• **What is required**:
Of all the lines here, how many include the string "concepts"? Answer with the number only.

• **Data entries**:

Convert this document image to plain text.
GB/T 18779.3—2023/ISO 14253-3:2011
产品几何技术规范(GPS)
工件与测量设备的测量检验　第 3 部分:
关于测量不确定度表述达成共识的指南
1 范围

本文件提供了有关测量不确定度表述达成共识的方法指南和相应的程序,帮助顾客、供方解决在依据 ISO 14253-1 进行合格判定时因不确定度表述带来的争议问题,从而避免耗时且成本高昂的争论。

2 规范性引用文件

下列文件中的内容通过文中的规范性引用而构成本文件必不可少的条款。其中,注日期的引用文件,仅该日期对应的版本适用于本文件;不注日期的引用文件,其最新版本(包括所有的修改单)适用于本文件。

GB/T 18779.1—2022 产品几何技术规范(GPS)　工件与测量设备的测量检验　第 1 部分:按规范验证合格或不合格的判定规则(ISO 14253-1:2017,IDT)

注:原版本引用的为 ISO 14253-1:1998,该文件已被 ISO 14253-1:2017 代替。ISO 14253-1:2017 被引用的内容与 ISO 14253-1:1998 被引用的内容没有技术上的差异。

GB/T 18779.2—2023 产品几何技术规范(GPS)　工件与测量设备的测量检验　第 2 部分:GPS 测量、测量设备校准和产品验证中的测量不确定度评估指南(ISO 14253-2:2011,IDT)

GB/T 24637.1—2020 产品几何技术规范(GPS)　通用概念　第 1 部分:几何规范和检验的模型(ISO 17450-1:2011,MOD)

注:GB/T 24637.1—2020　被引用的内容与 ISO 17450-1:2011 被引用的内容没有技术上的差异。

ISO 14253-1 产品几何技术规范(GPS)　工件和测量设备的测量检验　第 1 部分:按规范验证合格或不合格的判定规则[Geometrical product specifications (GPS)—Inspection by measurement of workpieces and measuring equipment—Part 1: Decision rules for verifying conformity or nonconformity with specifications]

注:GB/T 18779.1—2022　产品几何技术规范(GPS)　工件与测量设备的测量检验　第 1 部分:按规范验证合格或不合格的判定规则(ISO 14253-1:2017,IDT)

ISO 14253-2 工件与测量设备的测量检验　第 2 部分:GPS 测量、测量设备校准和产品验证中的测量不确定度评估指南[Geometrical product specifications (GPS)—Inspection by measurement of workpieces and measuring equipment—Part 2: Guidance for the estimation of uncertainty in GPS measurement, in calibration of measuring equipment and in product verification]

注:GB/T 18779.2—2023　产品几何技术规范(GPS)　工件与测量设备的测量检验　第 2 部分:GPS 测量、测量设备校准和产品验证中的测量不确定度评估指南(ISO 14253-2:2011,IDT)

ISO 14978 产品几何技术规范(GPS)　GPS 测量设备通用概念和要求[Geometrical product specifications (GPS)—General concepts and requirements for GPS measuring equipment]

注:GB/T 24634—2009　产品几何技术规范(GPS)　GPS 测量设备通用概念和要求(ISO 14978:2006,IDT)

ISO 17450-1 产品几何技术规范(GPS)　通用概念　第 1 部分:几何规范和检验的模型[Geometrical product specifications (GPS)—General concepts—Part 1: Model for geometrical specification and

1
--
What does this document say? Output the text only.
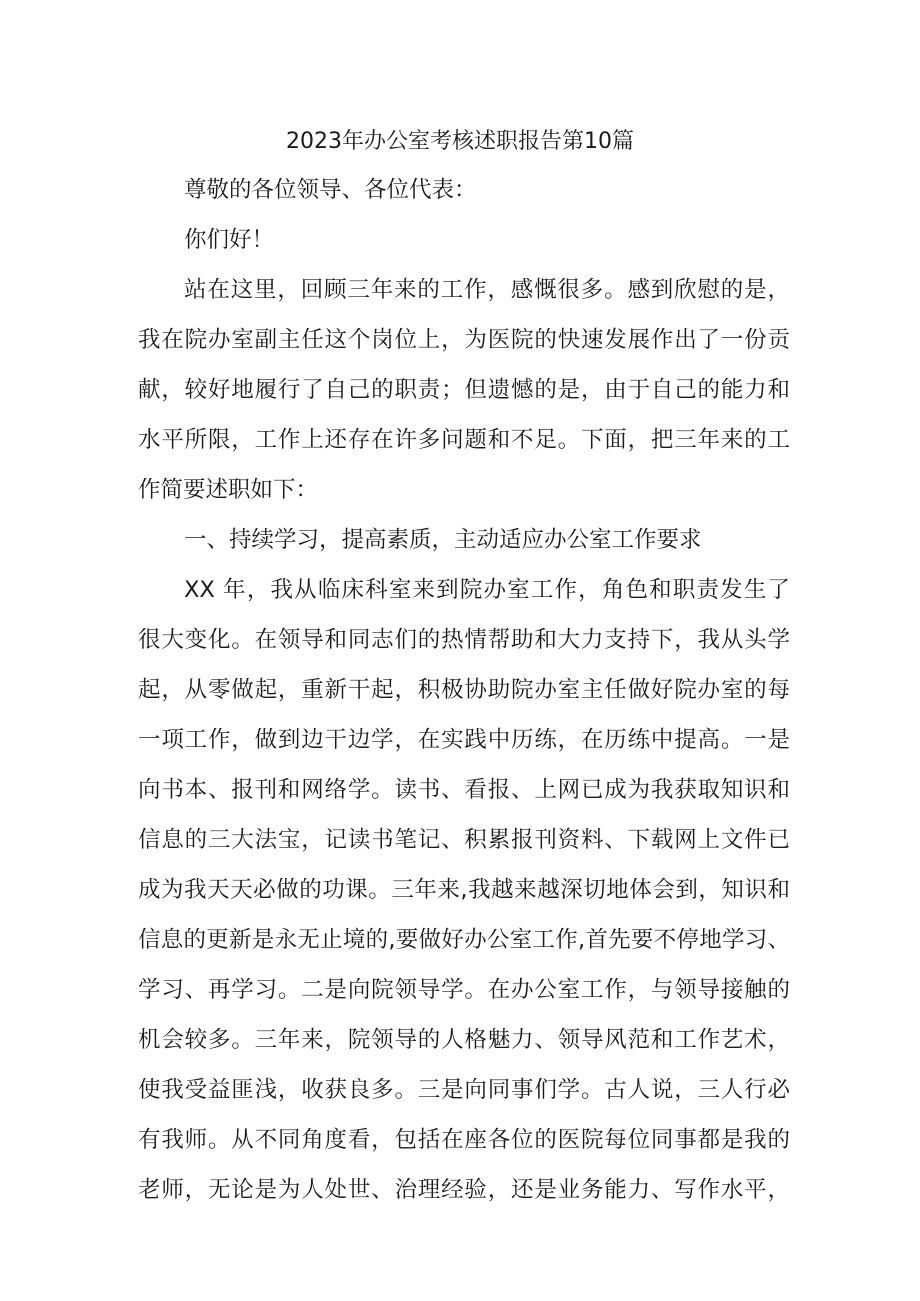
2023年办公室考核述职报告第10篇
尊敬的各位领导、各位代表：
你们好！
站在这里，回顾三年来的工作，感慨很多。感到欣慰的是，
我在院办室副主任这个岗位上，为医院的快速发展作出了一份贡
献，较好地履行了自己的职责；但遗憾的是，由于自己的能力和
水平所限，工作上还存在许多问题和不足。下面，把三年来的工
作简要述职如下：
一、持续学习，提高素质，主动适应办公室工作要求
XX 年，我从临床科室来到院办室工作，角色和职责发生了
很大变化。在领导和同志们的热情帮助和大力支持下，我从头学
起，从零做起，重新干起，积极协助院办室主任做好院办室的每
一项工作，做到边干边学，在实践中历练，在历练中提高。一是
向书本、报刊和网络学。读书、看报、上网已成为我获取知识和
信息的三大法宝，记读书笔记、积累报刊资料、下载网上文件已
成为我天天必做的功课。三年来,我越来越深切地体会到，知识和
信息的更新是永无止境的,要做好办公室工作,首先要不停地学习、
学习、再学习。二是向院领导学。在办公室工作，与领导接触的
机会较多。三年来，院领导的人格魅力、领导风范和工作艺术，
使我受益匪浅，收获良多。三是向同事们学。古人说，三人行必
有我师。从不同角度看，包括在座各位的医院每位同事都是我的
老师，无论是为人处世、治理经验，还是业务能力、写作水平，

• **Solution for this task**:
2